- _Task directions_: Turn every line in the listing below into a JSON list of strings, one string per line, leaving out any blank lines.

Dataset rows
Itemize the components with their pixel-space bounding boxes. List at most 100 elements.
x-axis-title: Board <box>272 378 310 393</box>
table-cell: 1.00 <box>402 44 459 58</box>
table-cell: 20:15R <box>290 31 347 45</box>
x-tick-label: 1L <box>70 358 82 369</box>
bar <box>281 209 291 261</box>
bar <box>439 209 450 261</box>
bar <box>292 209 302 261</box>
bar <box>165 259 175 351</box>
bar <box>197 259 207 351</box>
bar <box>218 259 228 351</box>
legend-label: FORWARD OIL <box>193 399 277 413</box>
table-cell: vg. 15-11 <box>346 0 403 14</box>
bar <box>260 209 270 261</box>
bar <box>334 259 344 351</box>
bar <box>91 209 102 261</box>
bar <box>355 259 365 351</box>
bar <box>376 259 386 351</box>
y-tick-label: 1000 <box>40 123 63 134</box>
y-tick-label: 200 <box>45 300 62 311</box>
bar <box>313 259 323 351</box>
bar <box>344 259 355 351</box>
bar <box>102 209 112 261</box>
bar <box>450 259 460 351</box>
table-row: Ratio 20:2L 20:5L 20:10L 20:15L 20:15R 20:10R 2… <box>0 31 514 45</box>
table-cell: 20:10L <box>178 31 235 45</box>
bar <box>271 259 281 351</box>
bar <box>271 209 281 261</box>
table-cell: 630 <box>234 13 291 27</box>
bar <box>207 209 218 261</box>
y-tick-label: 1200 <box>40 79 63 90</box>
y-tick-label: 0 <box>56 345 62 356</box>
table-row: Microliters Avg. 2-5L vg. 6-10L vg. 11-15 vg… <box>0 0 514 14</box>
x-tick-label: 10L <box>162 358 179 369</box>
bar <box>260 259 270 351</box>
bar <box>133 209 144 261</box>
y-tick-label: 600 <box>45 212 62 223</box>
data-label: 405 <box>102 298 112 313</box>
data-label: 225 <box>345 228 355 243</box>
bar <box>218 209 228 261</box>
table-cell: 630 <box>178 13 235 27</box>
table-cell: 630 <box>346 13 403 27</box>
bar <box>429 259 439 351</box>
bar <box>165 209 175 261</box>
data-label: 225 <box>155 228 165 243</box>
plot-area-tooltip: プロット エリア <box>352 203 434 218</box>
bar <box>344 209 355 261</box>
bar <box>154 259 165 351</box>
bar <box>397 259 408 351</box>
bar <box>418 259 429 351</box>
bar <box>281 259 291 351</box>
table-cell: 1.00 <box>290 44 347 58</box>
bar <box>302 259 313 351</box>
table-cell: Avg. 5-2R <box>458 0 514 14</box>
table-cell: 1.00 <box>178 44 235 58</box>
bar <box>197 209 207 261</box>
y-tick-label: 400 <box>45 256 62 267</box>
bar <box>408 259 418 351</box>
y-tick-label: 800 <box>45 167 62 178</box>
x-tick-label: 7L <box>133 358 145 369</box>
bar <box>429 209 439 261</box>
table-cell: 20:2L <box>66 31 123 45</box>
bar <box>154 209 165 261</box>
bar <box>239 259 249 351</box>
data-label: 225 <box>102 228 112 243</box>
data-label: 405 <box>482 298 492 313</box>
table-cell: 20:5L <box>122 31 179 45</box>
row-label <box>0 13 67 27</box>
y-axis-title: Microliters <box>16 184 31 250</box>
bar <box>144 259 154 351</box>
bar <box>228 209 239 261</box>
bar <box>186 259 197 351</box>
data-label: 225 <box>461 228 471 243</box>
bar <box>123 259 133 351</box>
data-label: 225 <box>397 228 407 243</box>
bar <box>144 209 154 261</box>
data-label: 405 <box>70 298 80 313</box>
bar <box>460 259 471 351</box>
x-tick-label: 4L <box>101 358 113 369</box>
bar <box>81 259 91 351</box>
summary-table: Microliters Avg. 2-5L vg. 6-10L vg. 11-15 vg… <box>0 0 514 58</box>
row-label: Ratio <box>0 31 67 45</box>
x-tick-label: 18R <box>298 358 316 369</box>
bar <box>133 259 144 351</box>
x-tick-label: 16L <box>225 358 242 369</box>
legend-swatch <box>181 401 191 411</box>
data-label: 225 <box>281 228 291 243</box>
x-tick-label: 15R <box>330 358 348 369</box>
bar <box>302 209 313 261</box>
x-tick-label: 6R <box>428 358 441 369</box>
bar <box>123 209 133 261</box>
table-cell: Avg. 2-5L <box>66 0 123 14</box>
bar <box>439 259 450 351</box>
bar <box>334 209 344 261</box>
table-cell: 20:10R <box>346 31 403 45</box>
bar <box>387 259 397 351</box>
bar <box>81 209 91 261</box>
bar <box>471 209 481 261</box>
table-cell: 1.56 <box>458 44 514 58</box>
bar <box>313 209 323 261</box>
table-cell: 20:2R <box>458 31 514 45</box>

- _The result_:
[
  "Itemize the components with their pixel-space bounding boxes. List at most 100 elements.",
  "x-axis-title: Board <box>272 378 310 393</box>",
  "table-cell: 1.00 <box>402 44 459 58</box>",
  "table-cell: 20:15R <box>290 31 347 45</box>",
  "x-tick-label: 1L <box>70 358 82 369</box>",
  "bar <box>281 209 291 261</box>",
  "bar <box>439 209 450 261</box>",
  "bar <box>292 209 302 261</box>",
  "bar <box>165 259 175 351</box>",
  "bar <box>197 259 207 351</box>",
  "bar <box>218 259 228 351</box>",
  "legend-label: FORWARD OIL <box>193 399 277 413</box>",
  "table-cell: vg. 15-11 <box>346 0 403 14</box>",
  "bar <box>260 209 270 261</box>",
  "bar <box>334 259 344 351</box>",
  "bar <box>91 209 102 261</box>",
  "bar <box>355 259 365 351</box>",
  "bar <box>376 259 386 351</box>",
  "y-tick-label: 1000 <box>40 123 63 134</box>",
  "y-tick-label: 200 <box>45 300 62 311</box>",
  "bar <box>313 259 323 351</box>",
  "bar <box>344 259 355 351</box>",
  "bar <box>102 209 112 261</box>",
  "bar <box>450 259 460 351</box>",
  "table-row: Ratio 20:2L 20:5L 20:10L 20:15L 20:15R 20:10R 2… <box>0 31 514 45</box>",
  "table-cell: 20:10L <box>178 31 235 45</box>",
  "bar <box>271 259 281 351</box>",
  "bar <box>271 209 281 261</box>",
  "table-cell: 630 <box>234 13 291 27</box>",
  "bar <box>207 209 218 261</box>",
  "y-tick-label: 1200 <box>40 79 63 90</box>",
  "y-tick-label: 0 <box>56 345 62 356</box>",
  "table-row: Microliters Avg. 2-5L vg. 6-10L vg. 11-15 vg… <box>0 0 514 14</box>",
  "x-tick-label: 10L <box>162 358 179 369</box>",
  "bar <box>260 259 270 351</box>",
  "bar <box>133 209 144 261</box>",
  "y-tick-label: 600 <box>45 212 62 223</box>",
  "data-label: 405 <box>102 298 112 313</box>",
  "data-label: 225 <box>345 228 355 243</box>",
  "bar <box>218 209 228 261</box>",
  "table-cell: 630 <box>178 13 235 27</box>",
  "table-cell: 630 <box>346 13 403 27</box>",
  "bar <box>429 259 439 351</box>",
  "bar <box>165 209 175 261</box>",
  "data-label: 225 <box>155 228 165 243</box>",
  "plot-area-tooltip: プロット エリア <box>352 203 434 218</box>",
  "bar <box>344 209 355 261</box>",
  "bar <box>154 259 165 351</box>",
  "bar <box>397 259 408 351</box>",
  "bar <box>418 259 429 351</box>",
  "bar <box>281 259 291 351</box>",
  "table-cell: 1.00 <box>290 44 347 58</box>",
  "bar <box>302 259 313 351</box>",
  "table-cell: Avg. 5-2R <box>458 0 514 14</box>",
  "table-cell: 1.00 <box>178 44 235 58</box>",
  "bar <box>197 209 207 261</box>",
  "y-tick-label: 400 <box>45 256 62 267</box>",
  "bar <box>408 259 418 351</box>",
  "y-tick-label: 800 <box>45 167 62 178</box>",
  "x-tick-label: 7L <box>133 358 145 369</box>",
  "bar <box>429 209 439 261</box>",
  "table-cell: 20:2L <box>66 31 123 45</box>",
  "bar <box>154 209 165 261</box>",
  "bar <box>239 259 249 351</box>",
  "data-label: 225 <box>102 228 112 243</box>",
  "data-label: 405 <box>482 298 492 313</box>",
  "table-cell: 20:5L <box>122 31 179 45</box>",
  "row-label <box>0 13 67 27</box>",
  "y-axis-title: Microliters <box>16 184 31 250</box>",
  "bar <box>144 259 154 351</box>",
  "bar <box>228 209 239 261</box>",
  "bar <box>186 259 197 351</box>",
  "data-label: 225 <box>461 228 471 243</box>",
  "bar <box>123 259 133 351</box>",
  "data-label: 225 <box>397 228 407 243</box>",
  "bar <box>144 209 154 261</box>",
  "data-label: 405 <box>70 298 80 313</box>",
  "bar <box>460 259 471 351</box>",
  "x-tick-label: 4L <box>101 358 113 369</box>",
  "bar <box>81 259 91 351</box>",
  "summary-table: Microliters Avg. 2-5L vg. 6-10L vg. 11-15 vg… <box>0 0 514 58</box>",
  "row-label: Ratio <box>0 31 67 45</box>",
  "x-tick-label: 18R <box>298 358 316 369</box>",
  "bar <box>133 259 144 351</box>",
  "x-tick-label: 16L <box>225 358 242 369</box>",
  "legend-swatch <box>181 401 191 411</box>",
  "data-label: 225 <box>281 228 291 243</box>",
  "x-tick-label: 15R <box>330 358 348 369</box>",
  "bar <box>302 209 313 261</box>",
  "x-tick-label: 6R <box>428 358 441 369</box>",
  "bar <box>123 209 133 261</box>",
  "table-cell: Avg. 2-5L <box>66 0 123 14</box>",
  "bar <box>439 259 450 351</box>",
  "bar <box>334 209 344 261</box>",
  "table-cell: 20:10R <box>346 31 403 45</box>",
  "bar <box>387 259 397 351</box>",
  "bar <box>81 209 91 261</box>",
  "bar <box>471 209 481 261</box>",
  "table-cell: 1.56 <box>458 44 514 58</box>",
  "bar <box>313 209 323 261</box>",
  "table-cell: 20:2R <box>458 31 514 45</box>"
]